■ Your goal: Tell how many lines in the data below include the word "Minh". The answer is the number only.

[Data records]
---*---

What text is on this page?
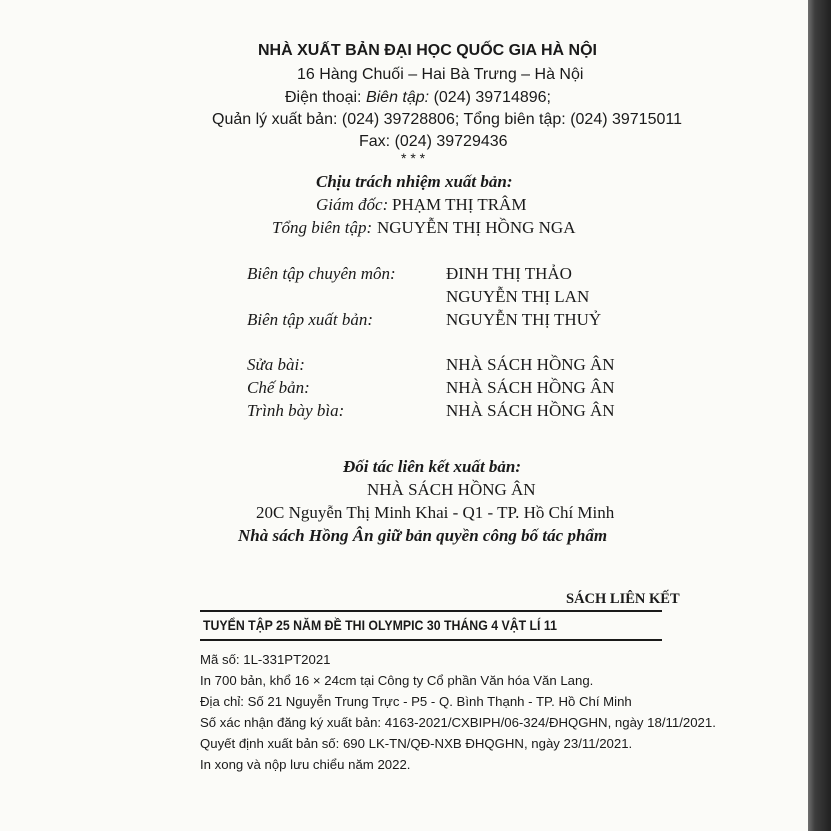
NHÀ XUẤT BẢN ĐẠI HỌC QUỐC GIA HÀ NỘI
16 Hàng Chuối – Hai Bà Trưng – Hà Nội
Điện thoại: Biên tập: (024) 39714896;
Quản lý xuất bản: (024) 39728806; Tổng biên tập: (024) 39715011
Fax: (024) 39729436
* * *
Chịu trách nhiệm xuất bản:
Giám đốc: PHẠM THỊ TRÂM
Tổng biên tập: NGUYỄN THỊ HỒNG NGA
Biên tập chuyên môn:	ĐINH THỊ THẢO
NGUYỄN THỊ LAN
Biên tập xuất bản:	NGUYỄN THỊ THUỶ
Sửa bài:	NHÀ SÁCH HỒNG ÂN
Chế bản:	NHÀ SÁCH HỒNG ÂN
Trình bày bìa:	NHÀ SÁCH HỒNG ÂN
Đối tác liên kết xuất bản:
NHÀ SÁCH HỒNG ÂN
20C Nguyễn Thị Minh Khai - Q1 - TP. Hồ Chí Minh
Nhà sách Hồng Ân giữ bản quyền công bố tác phẩm
SÁCH LIÊN KẾT
TUYỂN TẬP 25 NĂM ĐỀ THI OLYMPIC 30 THÁNG 4 VẬT LÍ 11
Mã số: 1L-331PT2021
In 700 bản, khổ 16 × 24cm tại Công ty Cổ phần Văn hóa Văn Lang.
Địa chỉ: Số 21 Nguyễn Trung Trực - P5 - Q. Bình Thạnh - TP. Hồ Chí Minh
Số xác nhận đăng ký xuất bản: 4163-2021/CXBIPH/06-324/ĐHQGHN, ngày 18/11/2021.
Quyết định xuất bản số: 690 LK-TN/QĐ-NXB ĐHQGHN, ngày 23/11/2021.
In xong và nộp lưu chiểu năm 2022.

---*---

■ Finished task: 2